What this task involves: Find every line containing the word "icon" and report the count, nothing more.

Material to process:

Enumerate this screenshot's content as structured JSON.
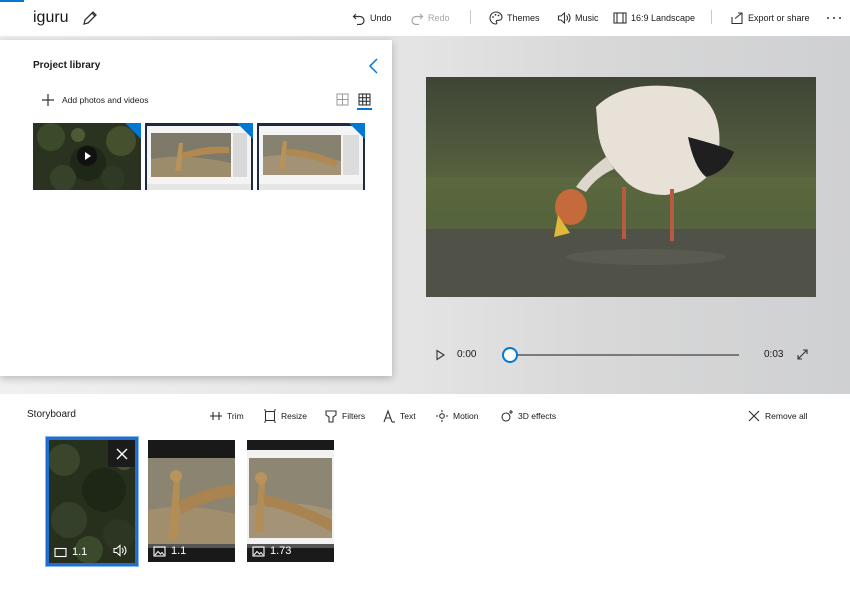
{
  "app": {
    "title": "iguru"
  },
  "toolbar": {
    "undo_label": "Undo",
    "redo_label": "Redo",
    "themes_label": "Themes",
    "music_label": "Music",
    "aspect_label": "16:9 Landscape",
    "export_label": "Export or share"
  },
  "library": {
    "title": "Project library",
    "add_label": "Add photos and videos",
    "items": [
      {
        "kind": "video",
        "icon": "play-icon"
      },
      {
        "kind": "image"
      },
      {
        "kind": "image"
      }
    ]
  },
  "player": {
    "current_time": "0:00",
    "total_time": "0:03",
    "progress": 0.0
  },
  "storyboard": {
    "title": "Storyboard",
    "tools": {
      "trim": "Trim",
      "resize": "Resize",
      "filters": "Filters",
      "text": "Text",
      "motion": "Motion",
      "effects_3d": "3D effects",
      "remove_all": "Remove all"
    },
    "cards": [
      {
        "duration": "1.1",
        "selected": true,
        "icon": "video-icon"
      },
      {
        "duration": "1.1",
        "selected": false,
        "icon": "image-icon"
      },
      {
        "duration": "1.73",
        "selected": false,
        "icon": "image-icon"
      }
    ]
  },
  "colors": {
    "accent": "#0078d4",
    "selection_border": "#1f6fcf"
  }
}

Finished exercise: 4